# Data section start

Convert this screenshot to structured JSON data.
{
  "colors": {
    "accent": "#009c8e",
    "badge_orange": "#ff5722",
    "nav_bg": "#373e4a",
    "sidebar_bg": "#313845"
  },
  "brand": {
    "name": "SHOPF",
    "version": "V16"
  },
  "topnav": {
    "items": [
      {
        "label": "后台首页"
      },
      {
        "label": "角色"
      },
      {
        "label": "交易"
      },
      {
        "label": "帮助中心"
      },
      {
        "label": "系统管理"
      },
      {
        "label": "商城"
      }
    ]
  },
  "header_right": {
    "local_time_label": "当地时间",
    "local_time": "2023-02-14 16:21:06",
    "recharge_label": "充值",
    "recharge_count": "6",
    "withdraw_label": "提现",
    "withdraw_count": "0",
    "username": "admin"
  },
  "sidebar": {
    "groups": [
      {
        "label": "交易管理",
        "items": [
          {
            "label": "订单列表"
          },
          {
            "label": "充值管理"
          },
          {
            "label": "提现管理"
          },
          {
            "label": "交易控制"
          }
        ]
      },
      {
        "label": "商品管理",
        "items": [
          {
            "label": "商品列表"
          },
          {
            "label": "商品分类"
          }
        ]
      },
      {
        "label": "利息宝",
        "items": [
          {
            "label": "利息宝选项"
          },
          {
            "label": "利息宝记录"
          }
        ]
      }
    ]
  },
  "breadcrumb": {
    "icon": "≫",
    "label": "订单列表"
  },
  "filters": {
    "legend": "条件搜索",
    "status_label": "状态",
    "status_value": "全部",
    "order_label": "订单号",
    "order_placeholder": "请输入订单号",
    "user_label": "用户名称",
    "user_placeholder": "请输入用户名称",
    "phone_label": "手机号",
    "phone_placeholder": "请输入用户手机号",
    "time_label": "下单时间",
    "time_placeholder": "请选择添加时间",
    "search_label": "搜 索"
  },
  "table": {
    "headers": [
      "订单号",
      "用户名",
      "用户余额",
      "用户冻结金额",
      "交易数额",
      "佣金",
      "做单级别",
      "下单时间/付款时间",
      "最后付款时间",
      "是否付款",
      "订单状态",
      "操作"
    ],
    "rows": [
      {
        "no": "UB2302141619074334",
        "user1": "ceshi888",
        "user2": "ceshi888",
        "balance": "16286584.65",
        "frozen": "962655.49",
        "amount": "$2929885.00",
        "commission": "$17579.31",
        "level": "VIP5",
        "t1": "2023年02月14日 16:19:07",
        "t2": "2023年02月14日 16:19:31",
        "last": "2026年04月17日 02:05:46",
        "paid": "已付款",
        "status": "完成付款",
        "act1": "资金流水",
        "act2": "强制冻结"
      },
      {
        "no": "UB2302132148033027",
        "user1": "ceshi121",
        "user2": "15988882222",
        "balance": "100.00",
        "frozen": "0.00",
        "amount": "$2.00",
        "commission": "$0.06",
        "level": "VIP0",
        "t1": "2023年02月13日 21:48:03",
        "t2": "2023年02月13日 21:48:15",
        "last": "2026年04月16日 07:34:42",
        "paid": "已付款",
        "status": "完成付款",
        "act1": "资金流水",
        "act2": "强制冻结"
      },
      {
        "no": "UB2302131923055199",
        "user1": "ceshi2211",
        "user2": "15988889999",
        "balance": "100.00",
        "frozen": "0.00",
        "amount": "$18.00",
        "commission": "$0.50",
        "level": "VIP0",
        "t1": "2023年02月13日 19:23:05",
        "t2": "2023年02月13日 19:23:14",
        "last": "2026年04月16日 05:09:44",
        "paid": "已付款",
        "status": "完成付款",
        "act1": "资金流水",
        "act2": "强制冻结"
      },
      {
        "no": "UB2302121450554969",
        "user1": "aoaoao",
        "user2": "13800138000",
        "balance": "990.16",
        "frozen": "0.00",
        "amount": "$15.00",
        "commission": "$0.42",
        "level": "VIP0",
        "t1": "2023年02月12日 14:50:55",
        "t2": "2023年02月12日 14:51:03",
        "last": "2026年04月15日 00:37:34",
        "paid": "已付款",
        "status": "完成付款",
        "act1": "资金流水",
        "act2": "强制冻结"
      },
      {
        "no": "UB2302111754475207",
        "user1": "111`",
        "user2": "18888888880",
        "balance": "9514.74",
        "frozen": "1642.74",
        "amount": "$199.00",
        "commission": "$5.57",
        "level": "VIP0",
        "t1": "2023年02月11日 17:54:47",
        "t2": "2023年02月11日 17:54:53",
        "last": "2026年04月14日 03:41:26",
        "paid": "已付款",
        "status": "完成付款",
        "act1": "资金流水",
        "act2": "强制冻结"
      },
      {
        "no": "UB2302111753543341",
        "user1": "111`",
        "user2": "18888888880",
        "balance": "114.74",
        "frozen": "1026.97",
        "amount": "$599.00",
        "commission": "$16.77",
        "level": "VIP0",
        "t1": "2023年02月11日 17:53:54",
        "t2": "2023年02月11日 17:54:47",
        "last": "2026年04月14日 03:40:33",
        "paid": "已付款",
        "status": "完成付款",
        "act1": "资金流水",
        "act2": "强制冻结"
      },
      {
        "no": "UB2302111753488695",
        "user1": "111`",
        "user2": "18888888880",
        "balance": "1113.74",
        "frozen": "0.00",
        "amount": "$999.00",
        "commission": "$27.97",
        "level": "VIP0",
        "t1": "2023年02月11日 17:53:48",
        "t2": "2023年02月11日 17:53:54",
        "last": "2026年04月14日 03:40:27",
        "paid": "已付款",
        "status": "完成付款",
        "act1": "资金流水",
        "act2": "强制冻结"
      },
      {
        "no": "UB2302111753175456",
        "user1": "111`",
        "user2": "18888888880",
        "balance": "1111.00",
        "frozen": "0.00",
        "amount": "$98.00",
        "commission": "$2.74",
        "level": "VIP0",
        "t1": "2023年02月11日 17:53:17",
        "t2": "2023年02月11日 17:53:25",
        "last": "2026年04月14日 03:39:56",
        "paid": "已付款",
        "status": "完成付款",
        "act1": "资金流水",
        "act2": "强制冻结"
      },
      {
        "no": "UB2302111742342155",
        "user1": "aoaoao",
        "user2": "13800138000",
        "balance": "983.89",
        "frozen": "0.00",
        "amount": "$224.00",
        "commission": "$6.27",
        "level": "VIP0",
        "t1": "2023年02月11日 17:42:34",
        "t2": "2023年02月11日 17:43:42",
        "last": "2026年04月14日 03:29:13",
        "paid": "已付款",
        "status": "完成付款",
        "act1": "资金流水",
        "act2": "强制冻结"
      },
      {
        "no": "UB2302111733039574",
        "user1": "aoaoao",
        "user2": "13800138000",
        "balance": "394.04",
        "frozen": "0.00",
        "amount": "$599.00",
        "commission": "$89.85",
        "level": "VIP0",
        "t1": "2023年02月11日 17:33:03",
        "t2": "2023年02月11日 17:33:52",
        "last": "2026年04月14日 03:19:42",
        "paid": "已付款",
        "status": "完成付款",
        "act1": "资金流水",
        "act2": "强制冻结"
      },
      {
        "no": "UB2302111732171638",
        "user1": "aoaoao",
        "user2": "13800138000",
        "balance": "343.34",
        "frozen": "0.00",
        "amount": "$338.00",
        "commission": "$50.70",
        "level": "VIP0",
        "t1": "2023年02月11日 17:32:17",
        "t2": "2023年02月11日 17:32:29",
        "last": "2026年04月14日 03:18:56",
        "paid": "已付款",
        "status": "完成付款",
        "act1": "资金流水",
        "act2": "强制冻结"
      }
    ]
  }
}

# Data section end

Output the full listing without altering anything.

Convert this screenshot to structured JSON data.
{
  "colors": {
    "accent": "#009c8e",
    "badge_orange": "#ff5722",
    "nav_bg": "#373e4a",
    "sidebar_bg": "#313845"
  },
  "brand": {
    "name": "SHOPF",
    "version": "V16"
  },
  "topnav": {
    "items": [
      {
        "label": "后台首页"
      },
      {
        "label": "角色"
      },
      {
        "label": "交易"
      },
      {
        "label": "帮助中心"
      },
      {
        "label": "系统管理"
      },
      {
        "label": "商城"
      }
    ]
  },
  "header_right": {
    "local_time_label": "当地时间",
    "local_time": "2023-02-14 16:21:06",
    "recharge_label": "充值",
    "recharge_count": "6",
    "withdraw_label": "提现",
    "withdraw_count": "0",
    "username": "admin"
  },
  "sidebar": {
    "groups": [
      {
        "label": "交易管理",
        "items": [
          {
            "label": "订单列表"
          },
          {
            "label": "充值管理"
          },
          {
            "label": "提现管理"
          },
          {
            "label": "交易控制"
          }
        ]
      },
      {
        "label": "商品管理",
        "items": [
          {
            "label": "商品列表"
          },
          {
            "label": "商品分类"
          }
        ]
      },
      {
        "label": "利息宝",
        "items": [
          {
            "label": "利息宝选项"
          },
          {
            "label": "利息宝记录"
          }
        ]
      }
    ]
  },
  "breadcrumb": {
    "icon": "≫",
    "label": "订单列表"
  },
  "filters": {
    "legend": "条件搜索",
    "status_label": "状态",
    "status_value": "全部",
    "order_label": "订单号",
    "order_placeholder": "请输入订单号",
    "user_label": "用户名称",
    "user_placeholder": "请输入用户名称",
    "phone_label": "手机号",
    "phone_placeholder": "请输入用户手机号",
    "time_label": "下单时间",
    "time_placeholder": "请选择添加时间",
    "search_label": "搜 索"
  },
  "table": {
    "headers": [
      "订单号",
      "用户名",
      "用户余额",
      "用户冻结金额",
      "交易数额",
      "佣金",
      "做单级别",
      "下单时间/付款时间",
      "最后付款时间",
      "是否付款",
      "订单状态",
      "操作"
    ],
    "rows": [
      {
        "no": "UB2302141619074334",
        "user1": "ceshi888",
        "user2": "ceshi888",
        "balance": "16286584.65",
        "frozen": "962655.49",
        "amount": "$2929885.00",
        "commission": "$17579.31",
        "level": "VIP5",
        "t1": "2023年02月14日 16:19:07",
        "t2": "2023年02月14日 16:19:31",
        "last": "2026年04月17日 02:05:46",
        "paid": "已付款",
        "status": "完成付款",
        "act1": "资金流水",
        "act2": "强制冻结"
      },
      {
        "no": "UB2302132148033027",
        "user1": "ceshi121",
        "user2": "15988882222",
        "balance": "100.00",
        "frozen": "0.00",
        "amount": "$2.00",
        "commission": "$0.06",
        "level": "VIP0",
        "t1": "2023年02月13日 21:48:03",
        "t2": "2023年02月13日 21:48:15",
        "last": "2026年04月16日 07:34:42",
        "paid": "已付款",
        "status": "完成付款",
        "act1": "资金流水",
        "act2": "强制冻结"
      },
      {
        "no": "UB2302131923055199",
        "user1": "ceshi2211",
        "user2": "15988889999",
        "balance": "100.00",
        "frozen": "0.00",
        "amount": "$18.00",
        "commission": "$0.50",
        "level": "VIP0",
        "t1": "2023年02月13日 19:23:05",
        "t2": "2023年02月13日 19:23:14",
        "last": "2026年04月16日 05:09:44",
        "paid": "已付款",
        "status": "完成付款",
        "act1": "资金流水",
        "act2": "强制冻结"
      },
      {
        "no": "UB2302121450554969",
        "user1": "aoaoao",
        "user2": "13800138000",
        "balance": "990.16",
        "frozen": "0.00",
        "amount": "$15.00",
        "commission": "$0.42",
        "level": "VIP0",
        "t1": "2023年02月12日 14:50:55",
        "t2": "2023年02月12日 14:51:03",
        "last": "2026年04月15日 00:37:34",
        "paid": "已付款",
        "status": "完成付款",
        "act1": "资金流水",
        "act2": "强制冻结"
      },
      {
        "no": "UB2302111754475207",
        "user1": "111`",
        "user2": "18888888880",
        "balance": "9514.74",
        "frozen": "1642.74",
        "amount": "$199.00",
        "commission": "$5.57",
        "level": "VIP0",
        "t1": "2023年02月11日 17:54:47",
        "t2": "2023年02月11日 17:54:53",
        "last": "2026年04月14日 03:41:26",
        "paid": "已付款",
        "status": "完成付款",
        "act1": "资金流水",
        "act2": "强制冻结"
      },
      {
        "no": "UB2302111753543341",
        "user1": "111`",
        "user2": "18888888880",
        "balance": "114.74",
        "frozen": "1026.97",
        "amount": "$599.00",
        "commission": "$16.77",
        "level": "VIP0",
        "t1": "2023年02月11日 17:53:54",
        "t2": "2023年02月11日 17:54:47",
        "last": "2026年04月14日 03:40:33",
        "paid": "已付款",
        "status": "完成付款",
        "act1": "资金流水",
        "act2": "强制冻结"
      },
      {
        "no": "UB2302111753488695",
        "user1": "111`",
        "user2": "18888888880",
        "balance": "1113.74",
        "frozen": "0.00",
        "amount": "$999.00",
        "commission": "$27.97",
        "level": "VIP0",
        "t1": "2023年02月11日 17:53:48",
        "t2": "2023年02月11日 17:53:54",
        "last": "2026年04月14日 03:40:27",
        "paid": "已付款",
        "status": "完成付款",
        "act1": "资金流水",
        "act2": "强制冻结"
      },
      {
        "no": "UB2302111753175456",
        "user1": "111`",
        "user2": "18888888880",
        "balance": "1111.00",
        "frozen": "0.00",
        "amount": "$98.00",
        "commission": "$2.74",
        "level": "VIP0",
        "t1": "2023年02月11日 17:53:17",
        "t2": "2023年02月11日 17:53:25",
        "last": "2026年04月14日 03:39:56",
        "paid": "已付款",
        "status": "完成付款",
        "act1": "资金流水",
        "act2": "强制冻结"
      },
      {
        "no": "UB2302111742342155",
        "user1": "aoaoao",
        "user2": "13800138000",
        "balance": "983.89",
        "frozen": "0.00",
        "amount": "$224.00",
        "commission": "$6.27",
        "level": "VIP0",
        "t1": "2023年02月11日 17:42:34",
        "t2": "2023年02月11日 17:43:42",
        "last": "2026年04月14日 03:29:13",
        "paid": "已付款",
        "status": "完成付款",
        "act1": "资金流水",
        "act2": "强制冻结"
      },
      {
        "no": "UB2302111733039574",
        "user1": "aoaoao",
        "user2": "13800138000",
        "balance": "394.04",
        "frozen": "0.00",
        "amount": "$599.00",
        "commission": "$89.85",
        "level": "VIP0",
        "t1": "2023年02月11日 17:33:03",
        "t2": "2023年02月11日 17:33:52",
        "last": "2026年04月14日 03:19:42",
        "paid": "已付款",
        "status": "完成付款",
        "act1": "资金流水",
        "act2": "强制冻结"
      },
      {
        "no": "UB2302111732171638",
        "user1": "aoaoao",
        "user2": "13800138000",
        "balance": "343.34",
        "frozen": "0.00",
        "amount": "$338.00",
        "commission": "$50.70",
        "level": "VIP0",
        "t1": "2023年02月11日 17:32:17",
        "t2": "2023年02月11日 17:32:29",
        "last": "2026年04月14日 03:18:56",
        "paid": "已付款",
        "status": "完成付款",
        "act1": "资金流水",
        "act2": "强制冻结"
      }
    ]
  }
}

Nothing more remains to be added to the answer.